Problem requirements :: Select each line where the word "rmse" appears.

Working data ::

— START —

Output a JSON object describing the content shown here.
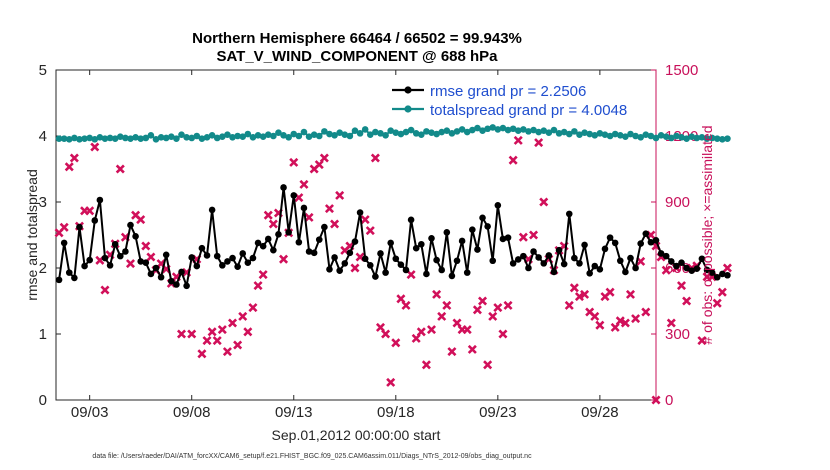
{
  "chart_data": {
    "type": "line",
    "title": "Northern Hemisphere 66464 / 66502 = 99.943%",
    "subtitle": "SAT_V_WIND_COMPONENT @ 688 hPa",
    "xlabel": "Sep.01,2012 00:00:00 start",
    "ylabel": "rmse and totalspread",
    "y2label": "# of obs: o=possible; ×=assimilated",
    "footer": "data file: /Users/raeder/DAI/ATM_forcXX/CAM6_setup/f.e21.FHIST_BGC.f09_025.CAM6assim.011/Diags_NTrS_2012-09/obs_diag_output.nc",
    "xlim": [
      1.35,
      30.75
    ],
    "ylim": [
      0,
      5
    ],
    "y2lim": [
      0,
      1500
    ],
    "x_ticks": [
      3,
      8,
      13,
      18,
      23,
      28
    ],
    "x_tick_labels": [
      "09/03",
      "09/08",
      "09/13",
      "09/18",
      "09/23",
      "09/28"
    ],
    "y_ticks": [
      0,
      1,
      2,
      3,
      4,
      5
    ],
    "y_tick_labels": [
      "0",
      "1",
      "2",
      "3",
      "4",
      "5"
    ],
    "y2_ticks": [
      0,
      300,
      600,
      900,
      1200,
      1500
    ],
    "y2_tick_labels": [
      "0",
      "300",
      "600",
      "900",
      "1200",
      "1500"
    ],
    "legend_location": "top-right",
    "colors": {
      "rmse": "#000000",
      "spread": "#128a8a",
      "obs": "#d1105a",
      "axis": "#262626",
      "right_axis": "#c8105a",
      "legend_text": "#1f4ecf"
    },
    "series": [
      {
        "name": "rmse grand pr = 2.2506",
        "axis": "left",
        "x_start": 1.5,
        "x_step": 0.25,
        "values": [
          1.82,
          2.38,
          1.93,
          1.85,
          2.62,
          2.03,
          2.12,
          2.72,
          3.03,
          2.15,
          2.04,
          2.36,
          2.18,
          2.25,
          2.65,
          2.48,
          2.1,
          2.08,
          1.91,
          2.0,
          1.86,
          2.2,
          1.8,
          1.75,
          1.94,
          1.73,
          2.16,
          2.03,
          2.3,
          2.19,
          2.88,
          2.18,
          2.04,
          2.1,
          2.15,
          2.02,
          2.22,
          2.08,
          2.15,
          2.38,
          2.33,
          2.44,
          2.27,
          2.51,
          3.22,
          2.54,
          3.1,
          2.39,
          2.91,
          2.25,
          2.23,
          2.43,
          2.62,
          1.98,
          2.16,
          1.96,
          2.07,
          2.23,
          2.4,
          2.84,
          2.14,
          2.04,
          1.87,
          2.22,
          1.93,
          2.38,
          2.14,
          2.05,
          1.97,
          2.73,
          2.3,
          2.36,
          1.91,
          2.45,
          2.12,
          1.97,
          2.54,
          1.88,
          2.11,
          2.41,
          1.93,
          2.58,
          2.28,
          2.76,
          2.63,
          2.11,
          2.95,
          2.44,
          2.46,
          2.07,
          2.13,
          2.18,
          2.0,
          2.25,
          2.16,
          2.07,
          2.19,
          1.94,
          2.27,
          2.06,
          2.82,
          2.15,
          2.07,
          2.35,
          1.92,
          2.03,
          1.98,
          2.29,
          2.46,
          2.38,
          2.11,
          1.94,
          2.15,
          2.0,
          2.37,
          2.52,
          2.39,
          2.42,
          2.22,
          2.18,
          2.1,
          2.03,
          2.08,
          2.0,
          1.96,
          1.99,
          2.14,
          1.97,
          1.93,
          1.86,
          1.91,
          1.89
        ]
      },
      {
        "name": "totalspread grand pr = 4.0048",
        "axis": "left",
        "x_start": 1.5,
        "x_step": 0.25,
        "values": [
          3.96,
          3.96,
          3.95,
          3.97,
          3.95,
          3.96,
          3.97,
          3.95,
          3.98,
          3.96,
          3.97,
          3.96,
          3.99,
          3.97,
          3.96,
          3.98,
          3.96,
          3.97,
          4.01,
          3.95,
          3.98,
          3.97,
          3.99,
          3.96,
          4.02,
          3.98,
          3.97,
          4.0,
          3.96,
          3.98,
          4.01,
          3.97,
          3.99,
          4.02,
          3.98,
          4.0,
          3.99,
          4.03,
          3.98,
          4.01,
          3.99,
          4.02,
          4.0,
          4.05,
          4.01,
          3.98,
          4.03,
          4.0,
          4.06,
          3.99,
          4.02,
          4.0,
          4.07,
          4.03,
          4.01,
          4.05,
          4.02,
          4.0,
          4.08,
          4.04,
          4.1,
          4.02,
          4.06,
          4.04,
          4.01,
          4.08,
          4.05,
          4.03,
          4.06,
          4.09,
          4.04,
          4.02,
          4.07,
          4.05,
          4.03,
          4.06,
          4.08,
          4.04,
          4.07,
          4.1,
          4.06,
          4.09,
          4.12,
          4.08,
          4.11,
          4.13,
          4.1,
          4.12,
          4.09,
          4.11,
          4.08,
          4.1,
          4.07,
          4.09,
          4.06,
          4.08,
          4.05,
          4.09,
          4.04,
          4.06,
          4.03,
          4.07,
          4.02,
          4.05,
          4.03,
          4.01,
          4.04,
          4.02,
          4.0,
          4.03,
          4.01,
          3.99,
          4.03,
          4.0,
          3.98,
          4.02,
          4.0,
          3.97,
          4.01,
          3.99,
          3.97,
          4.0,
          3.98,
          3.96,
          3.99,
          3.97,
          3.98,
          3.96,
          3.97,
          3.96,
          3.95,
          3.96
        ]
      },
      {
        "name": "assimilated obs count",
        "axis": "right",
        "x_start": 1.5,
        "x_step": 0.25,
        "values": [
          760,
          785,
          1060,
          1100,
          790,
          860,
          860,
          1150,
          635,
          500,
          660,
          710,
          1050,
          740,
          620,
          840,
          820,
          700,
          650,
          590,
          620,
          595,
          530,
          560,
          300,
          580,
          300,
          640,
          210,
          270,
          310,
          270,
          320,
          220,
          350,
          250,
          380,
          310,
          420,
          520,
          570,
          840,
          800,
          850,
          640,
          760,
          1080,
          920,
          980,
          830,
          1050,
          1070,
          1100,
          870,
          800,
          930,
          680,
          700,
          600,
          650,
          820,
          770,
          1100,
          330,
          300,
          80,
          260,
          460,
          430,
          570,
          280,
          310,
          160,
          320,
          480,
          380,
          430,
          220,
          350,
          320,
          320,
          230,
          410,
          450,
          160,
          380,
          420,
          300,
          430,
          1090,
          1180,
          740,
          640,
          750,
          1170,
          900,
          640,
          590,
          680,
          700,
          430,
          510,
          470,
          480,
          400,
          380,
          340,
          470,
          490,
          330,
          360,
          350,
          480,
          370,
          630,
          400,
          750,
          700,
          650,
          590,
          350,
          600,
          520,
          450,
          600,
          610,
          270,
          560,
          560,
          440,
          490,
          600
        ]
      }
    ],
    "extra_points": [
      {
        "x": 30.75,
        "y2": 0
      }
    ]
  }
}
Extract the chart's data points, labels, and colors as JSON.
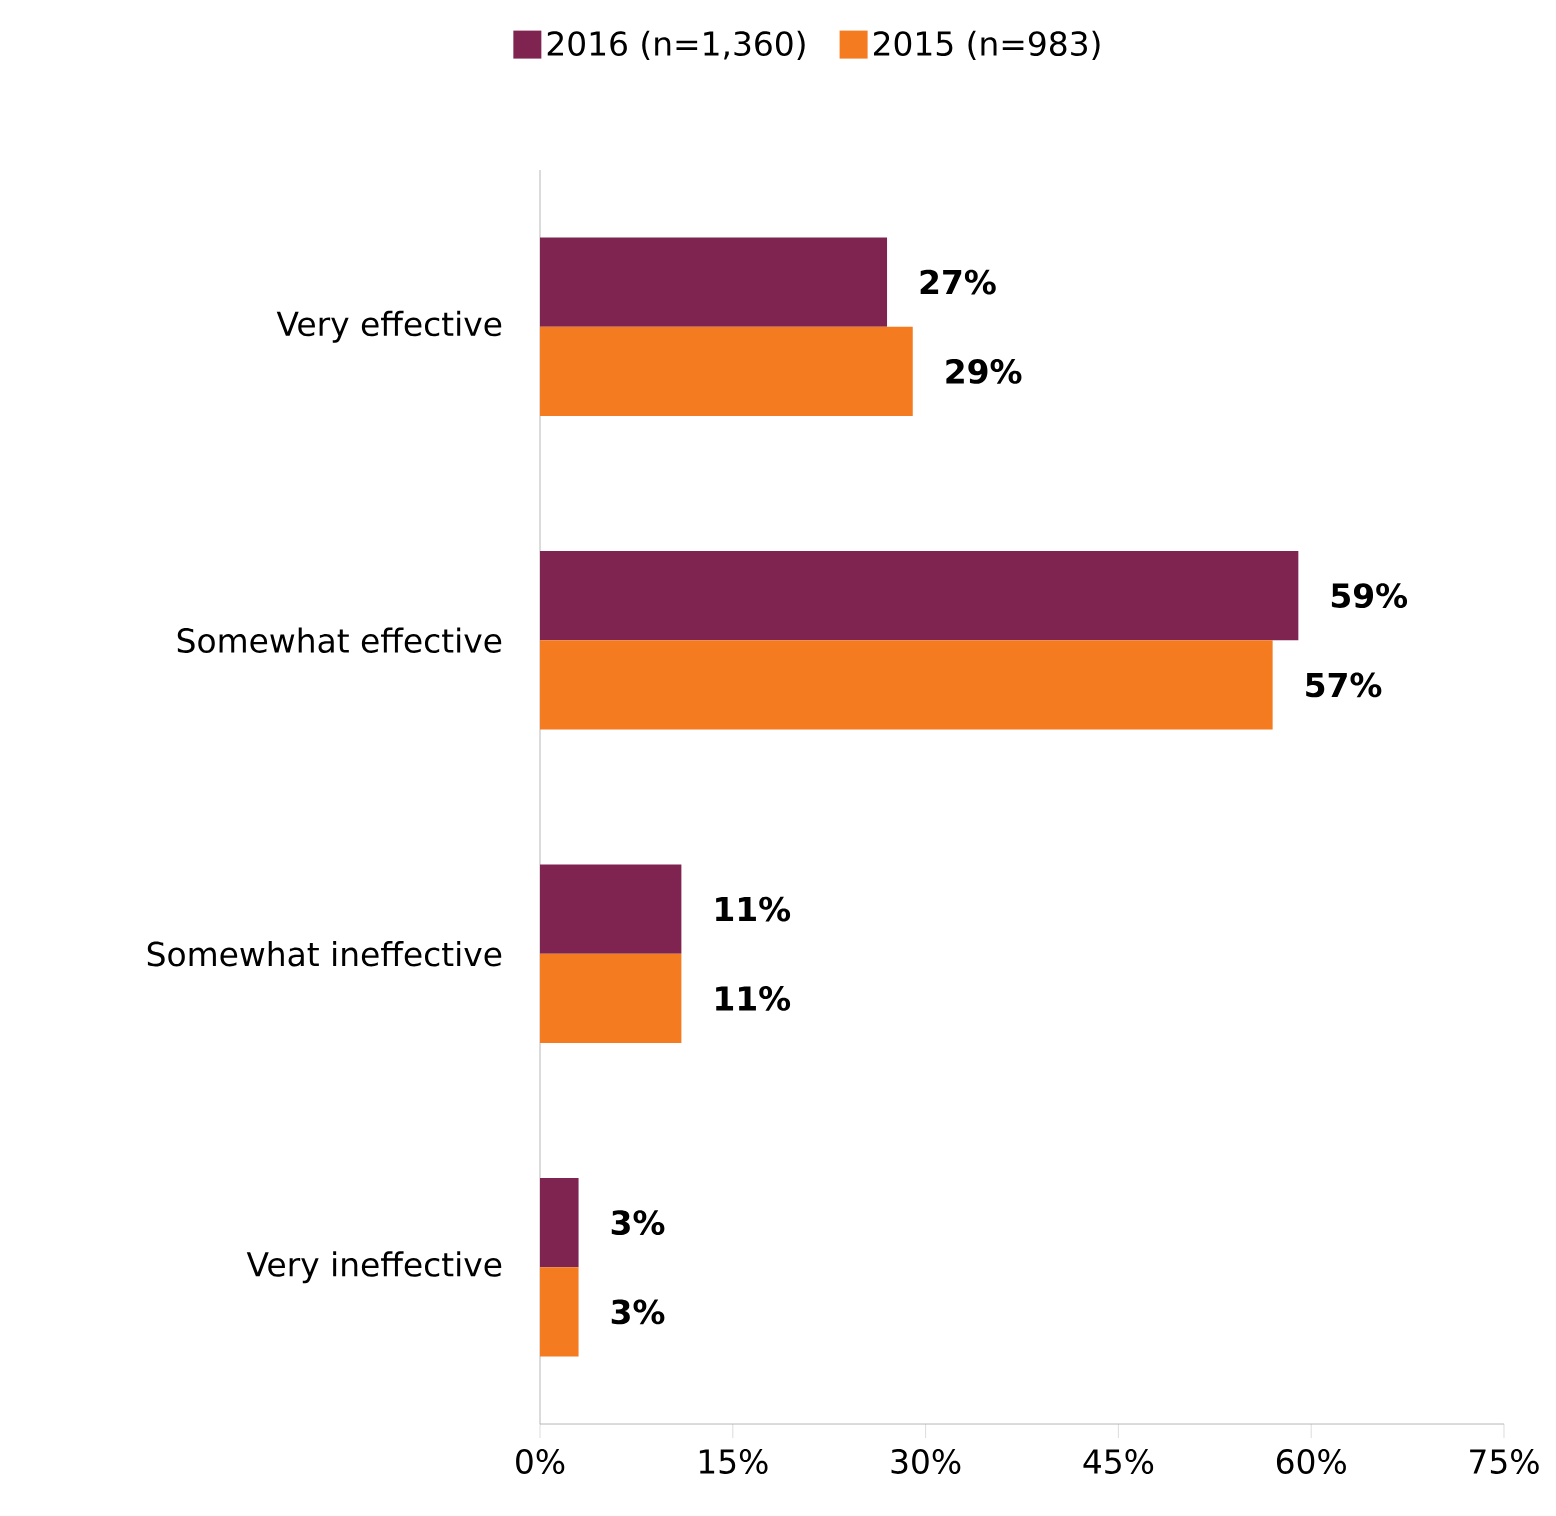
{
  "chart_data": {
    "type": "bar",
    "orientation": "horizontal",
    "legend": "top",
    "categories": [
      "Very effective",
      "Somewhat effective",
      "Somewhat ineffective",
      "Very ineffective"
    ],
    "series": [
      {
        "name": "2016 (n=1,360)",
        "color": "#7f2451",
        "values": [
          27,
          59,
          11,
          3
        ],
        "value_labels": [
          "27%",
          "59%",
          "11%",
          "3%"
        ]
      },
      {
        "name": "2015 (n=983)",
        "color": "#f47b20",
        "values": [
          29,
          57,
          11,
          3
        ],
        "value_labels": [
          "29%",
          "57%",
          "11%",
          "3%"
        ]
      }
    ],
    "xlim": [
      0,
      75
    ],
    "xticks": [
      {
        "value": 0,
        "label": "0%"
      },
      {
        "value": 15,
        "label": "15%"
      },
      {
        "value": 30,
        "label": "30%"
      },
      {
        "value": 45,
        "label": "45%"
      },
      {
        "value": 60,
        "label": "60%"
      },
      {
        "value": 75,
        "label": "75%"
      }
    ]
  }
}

— END —

Output below ::
    "ylabel": "rmse and totalspread",
      "rmse": "#000000",
        "name": "rmse grand pr = 2.2506",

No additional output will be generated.